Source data
──────────────────────────────

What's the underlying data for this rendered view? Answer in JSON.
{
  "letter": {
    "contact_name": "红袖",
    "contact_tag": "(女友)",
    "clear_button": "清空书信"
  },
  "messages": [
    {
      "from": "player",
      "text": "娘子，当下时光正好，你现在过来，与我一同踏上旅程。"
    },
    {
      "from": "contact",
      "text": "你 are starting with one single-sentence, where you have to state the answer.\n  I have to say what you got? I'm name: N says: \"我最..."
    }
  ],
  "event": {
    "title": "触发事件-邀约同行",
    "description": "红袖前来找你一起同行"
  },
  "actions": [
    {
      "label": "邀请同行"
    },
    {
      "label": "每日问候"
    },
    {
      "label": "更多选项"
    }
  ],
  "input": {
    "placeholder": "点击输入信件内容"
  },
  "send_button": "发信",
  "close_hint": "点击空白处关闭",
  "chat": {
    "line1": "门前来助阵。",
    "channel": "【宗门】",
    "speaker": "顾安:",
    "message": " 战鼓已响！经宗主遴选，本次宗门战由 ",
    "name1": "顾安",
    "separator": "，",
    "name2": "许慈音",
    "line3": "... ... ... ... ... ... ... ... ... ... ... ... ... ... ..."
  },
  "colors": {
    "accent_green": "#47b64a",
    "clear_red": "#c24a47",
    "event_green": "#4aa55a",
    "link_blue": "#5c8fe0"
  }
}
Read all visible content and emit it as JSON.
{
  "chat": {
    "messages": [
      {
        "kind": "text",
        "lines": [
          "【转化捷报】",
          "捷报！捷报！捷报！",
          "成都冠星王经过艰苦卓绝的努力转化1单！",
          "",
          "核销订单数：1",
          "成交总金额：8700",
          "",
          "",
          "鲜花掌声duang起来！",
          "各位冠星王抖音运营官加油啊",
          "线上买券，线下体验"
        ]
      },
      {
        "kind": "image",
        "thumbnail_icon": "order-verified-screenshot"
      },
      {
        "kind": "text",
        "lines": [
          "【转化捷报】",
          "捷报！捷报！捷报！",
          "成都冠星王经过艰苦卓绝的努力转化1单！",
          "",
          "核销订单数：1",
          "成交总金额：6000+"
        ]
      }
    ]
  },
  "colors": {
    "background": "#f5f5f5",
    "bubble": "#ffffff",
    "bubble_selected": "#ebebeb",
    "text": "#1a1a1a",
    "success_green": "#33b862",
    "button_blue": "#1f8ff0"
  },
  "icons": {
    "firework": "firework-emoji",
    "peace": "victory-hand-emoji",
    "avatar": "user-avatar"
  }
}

──────────────────────────────

**Exercise goal**
Please restate the data word for word, every record included.

**Exercise output**
What's the underlying data for this rendered view? Answer in JSON.
{
  "letter": {
    "contact_name": "红袖",
    "contact_tag": "(女友)",
    "clear_button": "清空书信"
  },
  "messages": [
    {
      "from": "player",
      "text": "娘子，当下时光正好，你现在过来，与我一同踏上旅程。"
    },
    {
      "from": "contact",
      "text": "你 are starting with one single-sentence, where you have to state the answer.\n  I have to say what you got? I'm name: N says: \"我最..."
    }
  ],
  "event": {
    "title": "触发事件-邀约同行",
    "description": "红袖前来找你一起同行"
  },
  "actions": [
    {
      "label": "邀请同行"
    },
    {
      "label": "每日问候"
    },
    {
      "label": "更多选项"
    }
  ],
  "input": {
    "placeholder": "点击输入信件内容"
  },
  "send_button": "发信",
  "close_hint": "点击空白处关闭",
  "chat": {
    "line1": "门前来助阵。",
    "channel": "【宗门】",
    "speaker": "顾安:",
    "message": " 战鼓已响！经宗主遴选，本次宗门战由 ",
    "name1": "顾安",
    "separator": "，",
    "name2": "许慈音",
    "line3": "... ... ... ... ... ... ... ... ... ... ... ... ... ... ..."
  },
  "colors": {
    "accent_green": "#47b64a",
    "clear_red": "#c24a47",
    "event_green": "#4aa55a",
    "link_blue": "#5c8fe0"
  }
}
Read all visible content and emit it as JSON.
{
  "chat": {
    "messages": [
      {
        "kind": "text",
        "lines": [
          "【转化捷报】",
          "捷报！捷报！捷报！",
          "成都冠星王经过艰苦卓绝的努力转化1单！",
          "",
          "核销订单数：1",
          "成交总金额：8700",
          "",
          "",
          "鲜花掌声duang起来！",
          "各位冠星王抖音运营官加油啊",
          "线上买券，线下体验"
        ]
      },
      {
        "kind": "image",
        "thumbnail_icon": "order-verified-screenshot"
      },
      {
        "kind": "text",
        "lines": [
          "【转化捷报】",
          "捷报！捷报！捷报！",
          "成都冠星王经过艰苦卓绝的努力转化1单！",
          "",
          "核销订单数：1",
          "成交总金额：6000+"
        ]
      }
    ]
  },
  "colors": {
    "background": "#f5f5f5",
    "bubble": "#ffffff",
    "bubble_selected": "#ebebeb",
    "text": "#1a1a1a",
    "success_green": "#33b862",
    "button_blue": "#1f8ff0"
  },
  "icons": {
    "firework": "firework-emoji",
    "peace": "victory-hand-emoji",
    "avatar": "user-avatar"
  }
}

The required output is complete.